**Anweisung**:
Erkläre bitte anhand der Forumsdiskussion über Karpfenmessen, weshalb „Schleie!“ trotz der großen Entfernung nach Braunfels schauen will.

# Karpfenmessen 2010



## stalker1990 (10. September 2009)

|wavey:
Könnte mir vielleicht jemand sagen wo nächstes jahr karpfenmessen stattfinden - und wann?? ich hab versucht messen zu googlen hab aber nichts gefunden |kopfkrat würde mich über infos freunen!
schon mal danke schön :m


----------



## zrako (10. September 2009)

*AW: Karpfenmessen 2010*

bonn is anfang des jahres
in speyer gegen august
braunfels november


----------



## -qwertz- (10. September 2009)

*AW: Karpfenmessen 2010*

Moin

also Carpmeeting Bonn is am 13. März :m


die andern weiß ich net|supergri


greez
kevin


----------



## asuselite (11. September 2009)

*AW: Karpfenmessen 2010*

Hey Leute,

weiß einer zufällig ob dieses Jahr noch ne andere Messe stattfindet außer Braunfels(zu weit)?
Wollte eigentlich das Winterpäuschen, dass ich einlegen werden für ne kleine Shoppingtour nutzen!
Infos wären super!

Liebe Grüße
Simon


----------



## Rakete (11. September 2009)

*AW: Karpfenmessen 2010*

hey,

schau mal hier www.carpmeeting-cottbus.de/


mfg daniel


----------



## Carp Fisher MKK (11. September 2009)

*AW: Karpfenmessen 2010*

*Schau doch mal bei:*

*cipro.de*

*oder*

*carp.de*

*Da stehn soweit ich weiß alle Termine :m*

*Ich werd auf jeden Fall am 21.11.2009 in Braunfels sein!!!! *

*Gruß MB *


----------



## Schleie! (11. September 2009)

*AW: Karpfenmessen 2010*

Ich werd auch mal auf braunfels schauen, auch wenns sau weit is, aber hier in der gegend bei mir gibts einfach nichts.

ich muss immer min. 300km fahren


----------



## Aal99 (11. September 2009)

*AW: Karpfenmessen 2010*

duisburg ist auch anfang des jahres wieder eine messe


----------



## baam? (13. September 2009)

*AW: Karpfenmessen 2010*

Hannover 16.Januar..nur mit mir


----------



## Der-Hechter (13. September 2009)

*AW: Karpfenmessen 2010*

baam, gibts da einen link zu?


----------



## Rozemeijer95 (13. Dezember 2009)

*AW: Karpfenmessen 2010*

Rakete kommst du aus cottbus?
hab gehört in hannover soll wohl ncoh eine sein^^


----------



## Harry48 (13. Dezember 2009)

*AW: Karpfenmessen 2010*

Hier mal die  Messen die mir bekannt sind ab Januar:

klick Speyer

klick Lingen

klick Gebrauchtteile-Messe Cottbus

Ich hoffe das hilft euch #h

Petri, Harry


----------



## j4ni (13. Dezember 2009)

**Auszüge aus Datensätzen**:
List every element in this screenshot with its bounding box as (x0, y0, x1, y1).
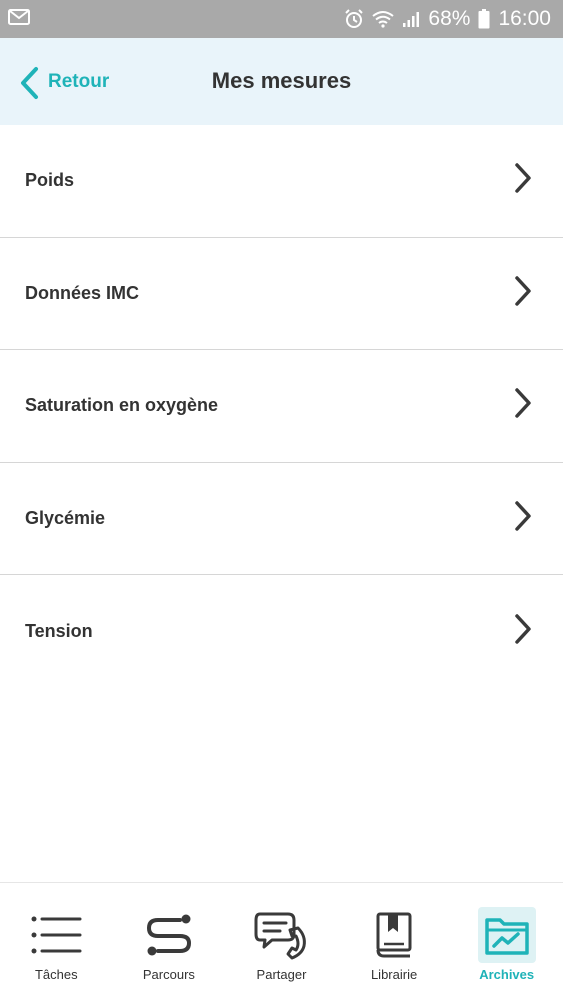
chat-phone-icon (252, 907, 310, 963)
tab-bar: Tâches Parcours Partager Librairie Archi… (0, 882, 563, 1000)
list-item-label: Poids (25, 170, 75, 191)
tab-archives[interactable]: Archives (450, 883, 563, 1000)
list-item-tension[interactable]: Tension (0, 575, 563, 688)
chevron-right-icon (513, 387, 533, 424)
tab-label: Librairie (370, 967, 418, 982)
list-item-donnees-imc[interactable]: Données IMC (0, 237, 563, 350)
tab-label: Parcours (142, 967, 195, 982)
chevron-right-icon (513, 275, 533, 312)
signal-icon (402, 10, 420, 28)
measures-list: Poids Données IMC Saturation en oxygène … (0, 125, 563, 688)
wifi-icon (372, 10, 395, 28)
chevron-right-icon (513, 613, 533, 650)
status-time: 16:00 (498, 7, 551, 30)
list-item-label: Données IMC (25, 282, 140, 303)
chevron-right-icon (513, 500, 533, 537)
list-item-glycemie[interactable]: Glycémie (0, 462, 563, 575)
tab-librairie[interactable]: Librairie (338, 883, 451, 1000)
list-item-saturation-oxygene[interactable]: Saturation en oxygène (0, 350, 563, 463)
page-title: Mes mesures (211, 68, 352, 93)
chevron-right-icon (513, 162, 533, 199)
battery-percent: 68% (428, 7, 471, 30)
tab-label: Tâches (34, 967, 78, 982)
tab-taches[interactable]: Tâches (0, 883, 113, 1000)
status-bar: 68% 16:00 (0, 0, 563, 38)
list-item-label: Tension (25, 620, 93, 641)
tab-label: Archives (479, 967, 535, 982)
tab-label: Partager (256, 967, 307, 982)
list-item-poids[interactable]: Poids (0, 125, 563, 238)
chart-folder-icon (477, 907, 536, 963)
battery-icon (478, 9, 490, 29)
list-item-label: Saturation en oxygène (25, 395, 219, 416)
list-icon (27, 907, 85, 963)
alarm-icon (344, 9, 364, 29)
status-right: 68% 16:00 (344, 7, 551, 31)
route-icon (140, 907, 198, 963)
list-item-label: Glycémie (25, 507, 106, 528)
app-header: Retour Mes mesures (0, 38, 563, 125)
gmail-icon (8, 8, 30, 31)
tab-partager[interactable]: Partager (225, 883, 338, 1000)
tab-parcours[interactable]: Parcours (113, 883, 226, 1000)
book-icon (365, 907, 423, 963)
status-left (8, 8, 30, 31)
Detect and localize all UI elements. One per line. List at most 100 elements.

**Schriftliche Antwort**:
In der Gegend von „Schleie!“ gibt es einfach nichts. Für eine Messe müssen dort immer mindestens 300 km gefahren werden, also kommt auch das weit entfernte Braunfels infrage.